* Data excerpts

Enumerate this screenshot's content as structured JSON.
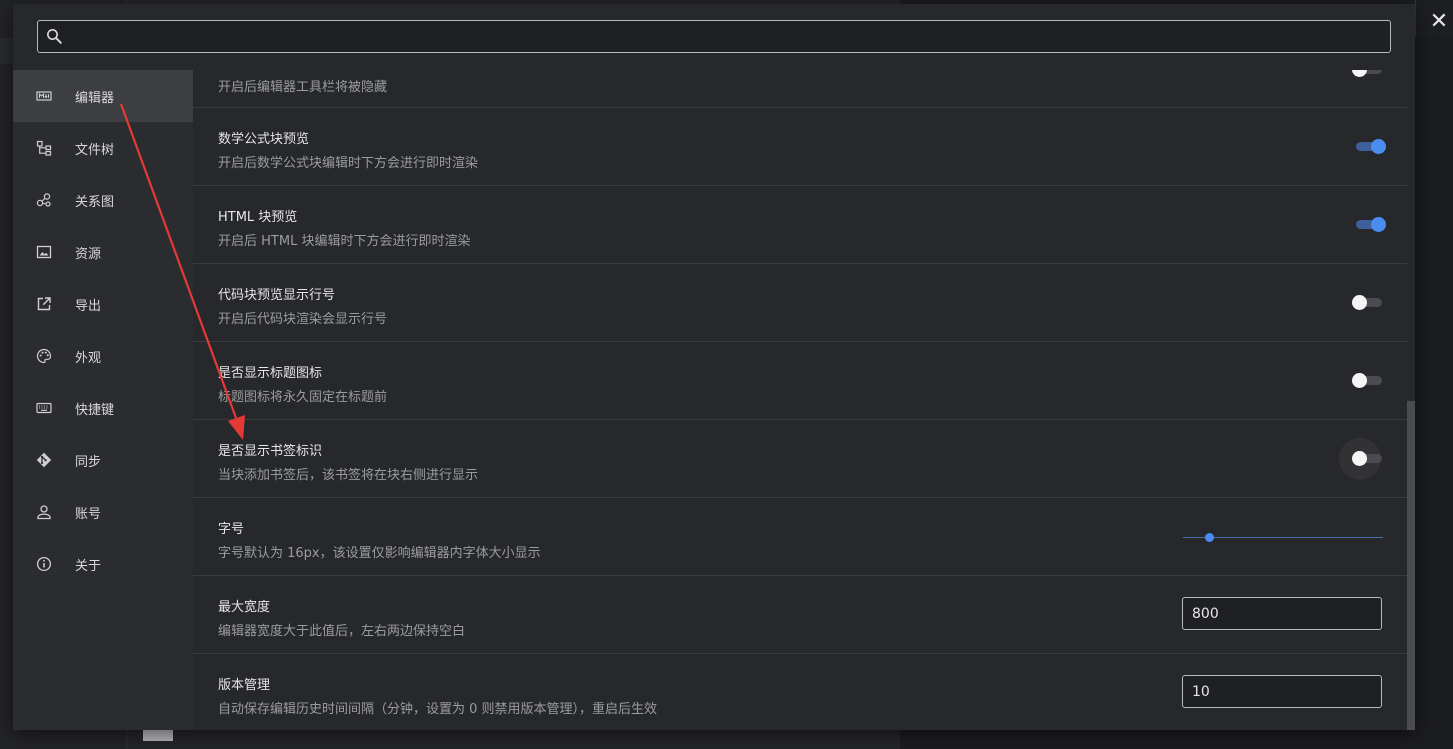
{
  "search": {
    "value": "",
    "placeholder": ""
  },
  "sidebar": {
    "items": [
      {
        "label": "编辑器",
        "icon": "markdown-icon",
        "active": true
      },
      {
        "label": "文件树",
        "icon": "file-tree-icon",
        "active": false
      },
      {
        "label": "关系图",
        "icon": "graph-icon",
        "active": false
      },
      {
        "label": "资源",
        "icon": "image-icon",
        "active": false
      },
      {
        "label": "导出",
        "icon": "export-icon",
        "active": false
      },
      {
        "label": "外观",
        "icon": "palette-icon",
        "active": false
      },
      {
        "label": "快捷键",
        "icon": "keyboard-icon",
        "active": false
      },
      {
        "label": "同步",
        "icon": "git-sync-icon",
        "active": false
      },
      {
        "label": "账号",
        "icon": "account-icon",
        "active": false
      },
      {
        "label": "关于",
        "icon": "info-icon",
        "active": false
      }
    ]
  },
  "settings": {
    "hide_toolbar": {
      "desc": "开启后编辑器工具栏将被隐藏",
      "on": false
    },
    "math_preview": {
      "title": "数学公式块预览",
      "desc": "开启后数学公式块编辑时下方会进行即时渲染",
      "on": true
    },
    "html_preview": {
      "title": "HTML 块预览",
      "desc": "开启后 HTML 块编辑时下方会进行即时渲染",
      "on": true
    },
    "code_line_numbers": {
      "title": "代码块预览显示行号",
      "desc": "开启后代码块渲染会显示行号",
      "on": false
    },
    "heading_icon": {
      "title": "是否显示标题图标",
      "desc": "标题图标将永久固定在标题前",
      "on": false
    },
    "bookmark_flag": {
      "title": "是否显示书签标识",
      "desc": "当块添加书签后，该书签将在块右侧进行显示",
      "on": false
    },
    "font_size": {
      "title": "字号",
      "desc": "字号默认为 16px，该设置仅影响编辑器内字体大小显示",
      "value_fraction": 0.13
    },
    "max_width": {
      "title": "最大宽度",
      "desc": "编辑器宽度大于此值后，左右两边保持空白",
      "value": "800"
    },
    "history": {
      "title": "版本管理",
      "desc": "自动保存编辑历史时间间隔（分钟，设置为 0 则禁用版本管理），重启后生效",
      "value": "10"
    }
  },
  "colors": {
    "accent": "#4a8cf0",
    "annotation_arrow": "#e53935",
    "dialog_bg": "#27282b",
    "sidebar_bg": "#2b2c30"
  }
}
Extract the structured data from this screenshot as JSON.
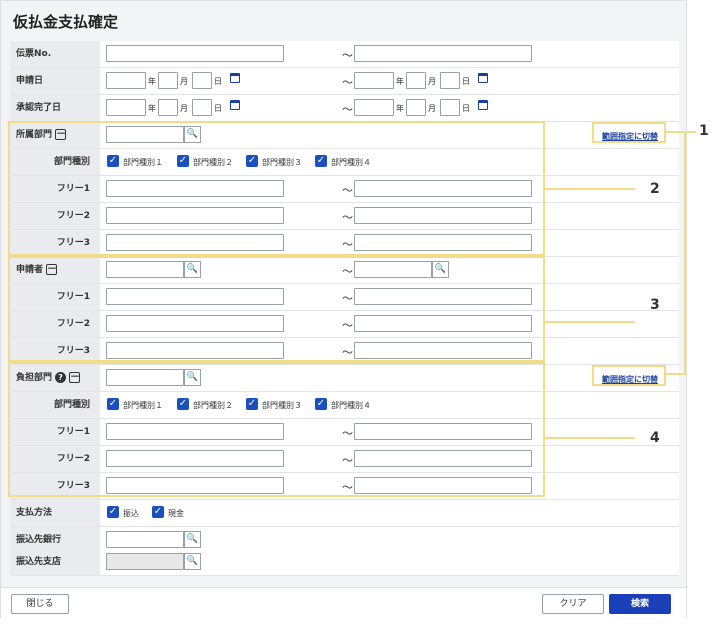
{
  "title": "仮払金支払確定",
  "tilde": "～",
  "date_units": {
    "year": "年",
    "month": "月",
    "day": "日"
  },
  "labels": {
    "voucher_no": "伝票No.",
    "apply_date": "申請日",
    "approval_date": "承認完了日",
    "dept": "所属部門",
    "dept_type": "部門種別",
    "free1": "フリー1",
    "free2": "フリー2",
    "free3": "フリー3",
    "applicant": "申請者",
    "burden_dept": "負担部門",
    "pay_method": "支払方法",
    "bank": "振込先銀行",
    "branch": "振込先支店"
  },
  "dept_types": [
    "部門種別１",
    "部門種別２",
    "部門種別３",
    "部門種別４"
  ],
  "pay_methods": [
    "振込",
    "現金"
  ],
  "range_toggle_label": "範囲指定に切替",
  "minus": "－",
  "help": "?",
  "check": "✓",
  "search": "🔍",
  "callouts": [
    "1",
    "2",
    "3",
    "4"
  ],
  "buttons": {
    "close": "閉じる",
    "clear": "クリア",
    "search": "検索"
  },
  "colors": {
    "accent": "#1a3fb8",
    "highlight": "#f3dc89",
    "label_bg": "#e9ebef"
  }
}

* Given task
Copy out the whole listing exactly, and don't carry over any pictures.

* Exercise output
Enumerate this screenshot's content as structured JSON.
{
  "search": {
    "value": "",
    "placeholder": ""
  },
  "sidebar": {
    "items": [
      {
        "label": "编辑器",
        "icon": "markdown-icon",
        "active": true
      },
      {
        "label": "文件树",
        "icon": "file-tree-icon",
        "active": false
      },
      {
        "label": "关系图",
        "icon": "graph-icon",
        "active": false
      },
      {
        "label": "资源",
        "icon": "image-icon",
        "active": false
      },
      {
        "label": "导出",
        "icon": "export-icon",
        "active": false
      },
      {
        "label": "外观",
        "icon": "palette-icon",
        "active": false
      },
      {
        "label": "快捷键",
        "icon": "keyboard-icon",
        "active": false
      },
      {
        "label": "同步",
        "icon": "git-sync-icon",
        "active": false
      },
      {
        "label": "账号",
        "icon": "account-icon",
        "active": false
      },
      {
        "label": "关于",
        "icon": "info-icon",
        "active": false
      }
    ]
  },
  "settings": {
    "hide_toolbar": {
      "desc": "开启后编辑器工具栏将被隐藏",
      "on": false
    },
    "math_preview": {
      "title": "数学公式块预览",
      "desc": "开启后数学公式块编辑时下方会进行即时渲染",
      "on": true
    },
    "html_preview": {
      "title": "HTML 块预览",
      "desc": "开启后 HTML 块编辑时下方会进行即时渲染",
      "on": true
    },
    "code_line_numbers": {
      "title": "代码块预览显示行号",
      "desc": "开启后代码块渲染会显示行号",
      "on": false
    },
    "heading_icon": {
      "title": "是否显示标题图标",
      "desc": "标题图标将永久固定在标题前",
      "on": false
    },
    "bookmark_flag": {
      "title": "是否显示书签标识",
      "desc": "当块添加书签后，该书签将在块右侧进行显示",
      "on": false
    },
    "font_size": {
      "title": "字号",
      "desc": "字号默认为 16px，该设置仅影响编辑器内字体大小显示",
      "value_fraction": 0.13
    },
    "max_width": {
      "title": "最大宽度",
      "desc": "编辑器宽度大于此值后，左右两边保持空白",
      "value": "800"
    },
    "history": {
      "title": "版本管理",
      "desc": "自动保存编辑历史时间间隔（分钟，设置为 0 则禁用版本管理），重启后生效",
      "value": "10"
    }
  },
  "colors": {
    "accent": "#4a8cf0",
    "annotation_arrow": "#e53935",
    "dialog_bg": "#27282b",
    "sidebar_bg": "#2b2c30"
  }
}
Extract the structured data from this screenshot as JSON.
{
  "title": "仮払金支払確定",
  "tilde": "～",
  "date_units": {
    "year": "年",
    "month": "月",
    "day": "日"
  },
  "labels": {
    "voucher_no": "伝票No.",
    "apply_date": "申請日",
    "approval_date": "承認完了日",
    "dept": "所属部門",
    "dept_type": "部門種別",
    "free1": "フリー1",
    "free2": "フリー2",
    "free3": "フリー3",
    "applicant": "申請者",
    "burden_dept": "負担部門",
    "pay_method": "支払方法",
    "bank": "振込先銀行",
    "branch": "振込先支店"
  },
  "dept_types": [
    "部門種別１",
    "部門種別２",
    "部門種別３",
    "部門種別４"
  ],
  "pay_methods": [
    "振込",
    "現金"
  ],
  "range_toggle_label": "範囲指定に切替",
  "minus": "－",
  "help": "?",
  "check": "✓",
  "search": "🔍",
  "callouts": [
    "1",
    "2",
    "3",
    "4"
  ],
  "buttons": {
    "close": "閉じる",
    "clear": "クリア",
    "search": "検索"
  },
  "colors": {
    "accent": "#1a3fb8",
    "highlight": "#f3dc89",
    "label_bg": "#e9ebef"
  }
}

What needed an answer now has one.